═════ Listed records
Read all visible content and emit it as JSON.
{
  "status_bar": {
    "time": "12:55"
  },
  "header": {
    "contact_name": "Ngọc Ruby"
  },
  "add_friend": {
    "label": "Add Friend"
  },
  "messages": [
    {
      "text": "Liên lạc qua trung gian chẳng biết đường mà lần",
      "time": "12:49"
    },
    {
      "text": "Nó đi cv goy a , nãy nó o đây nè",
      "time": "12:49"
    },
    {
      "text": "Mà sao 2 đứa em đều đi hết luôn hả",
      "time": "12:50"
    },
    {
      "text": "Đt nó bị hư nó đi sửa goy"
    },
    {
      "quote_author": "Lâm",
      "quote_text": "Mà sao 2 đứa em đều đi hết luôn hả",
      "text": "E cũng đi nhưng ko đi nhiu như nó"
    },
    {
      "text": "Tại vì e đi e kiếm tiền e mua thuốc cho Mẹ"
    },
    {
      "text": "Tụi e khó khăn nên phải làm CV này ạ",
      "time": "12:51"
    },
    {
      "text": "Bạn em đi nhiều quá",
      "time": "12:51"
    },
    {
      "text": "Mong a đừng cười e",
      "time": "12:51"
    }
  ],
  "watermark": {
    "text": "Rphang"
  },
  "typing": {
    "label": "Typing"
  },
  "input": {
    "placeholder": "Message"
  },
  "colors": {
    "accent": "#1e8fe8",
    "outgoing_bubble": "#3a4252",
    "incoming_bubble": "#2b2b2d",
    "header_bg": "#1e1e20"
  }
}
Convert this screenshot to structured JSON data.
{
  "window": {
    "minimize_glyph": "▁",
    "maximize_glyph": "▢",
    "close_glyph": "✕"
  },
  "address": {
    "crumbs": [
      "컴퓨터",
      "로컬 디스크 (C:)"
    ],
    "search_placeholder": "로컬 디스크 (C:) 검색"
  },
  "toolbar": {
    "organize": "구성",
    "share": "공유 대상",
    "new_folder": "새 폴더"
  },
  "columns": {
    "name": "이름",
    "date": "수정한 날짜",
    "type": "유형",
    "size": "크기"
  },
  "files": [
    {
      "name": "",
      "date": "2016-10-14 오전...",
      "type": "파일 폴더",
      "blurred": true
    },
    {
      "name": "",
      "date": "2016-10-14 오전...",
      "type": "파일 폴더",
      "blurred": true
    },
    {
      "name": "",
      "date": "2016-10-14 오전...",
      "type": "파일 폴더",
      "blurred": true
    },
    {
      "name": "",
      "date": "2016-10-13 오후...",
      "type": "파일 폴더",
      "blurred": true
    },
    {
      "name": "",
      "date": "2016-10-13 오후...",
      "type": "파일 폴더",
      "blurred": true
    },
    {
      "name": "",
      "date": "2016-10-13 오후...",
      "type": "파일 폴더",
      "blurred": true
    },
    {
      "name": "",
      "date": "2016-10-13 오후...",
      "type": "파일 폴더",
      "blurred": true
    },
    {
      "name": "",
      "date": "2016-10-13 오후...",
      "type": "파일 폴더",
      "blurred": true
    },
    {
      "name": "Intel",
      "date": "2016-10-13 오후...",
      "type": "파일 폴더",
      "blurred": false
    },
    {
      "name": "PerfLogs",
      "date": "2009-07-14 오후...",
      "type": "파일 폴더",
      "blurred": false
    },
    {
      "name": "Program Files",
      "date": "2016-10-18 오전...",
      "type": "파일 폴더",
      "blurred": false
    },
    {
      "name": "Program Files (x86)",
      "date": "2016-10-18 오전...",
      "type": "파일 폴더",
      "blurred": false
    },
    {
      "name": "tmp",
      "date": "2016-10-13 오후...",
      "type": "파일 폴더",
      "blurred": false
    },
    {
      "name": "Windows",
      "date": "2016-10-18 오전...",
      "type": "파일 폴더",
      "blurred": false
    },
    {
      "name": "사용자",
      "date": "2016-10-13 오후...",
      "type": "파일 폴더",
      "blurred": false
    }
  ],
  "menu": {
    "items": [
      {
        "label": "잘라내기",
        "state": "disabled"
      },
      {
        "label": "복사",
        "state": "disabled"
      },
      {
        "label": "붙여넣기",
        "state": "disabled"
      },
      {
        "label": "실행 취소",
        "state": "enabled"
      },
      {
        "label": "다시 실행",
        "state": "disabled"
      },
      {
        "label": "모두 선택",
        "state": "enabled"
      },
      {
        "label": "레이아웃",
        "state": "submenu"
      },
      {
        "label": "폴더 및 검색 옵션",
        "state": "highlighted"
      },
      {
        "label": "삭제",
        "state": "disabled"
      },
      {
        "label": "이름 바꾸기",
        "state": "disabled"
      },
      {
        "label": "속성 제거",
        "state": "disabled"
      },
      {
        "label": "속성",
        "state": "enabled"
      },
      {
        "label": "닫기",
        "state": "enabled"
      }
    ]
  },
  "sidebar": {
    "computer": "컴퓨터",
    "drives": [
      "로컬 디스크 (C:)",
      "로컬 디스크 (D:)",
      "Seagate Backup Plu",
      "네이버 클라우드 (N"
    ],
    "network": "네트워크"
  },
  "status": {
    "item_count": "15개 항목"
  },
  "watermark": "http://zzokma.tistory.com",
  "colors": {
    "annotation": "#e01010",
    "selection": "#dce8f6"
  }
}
══════════
_Written problem_:
Locate all lines holding the word "Program", then copy them out.

_Task result_:
      "name": "Program Files",
      "name": "Program Files (x86)",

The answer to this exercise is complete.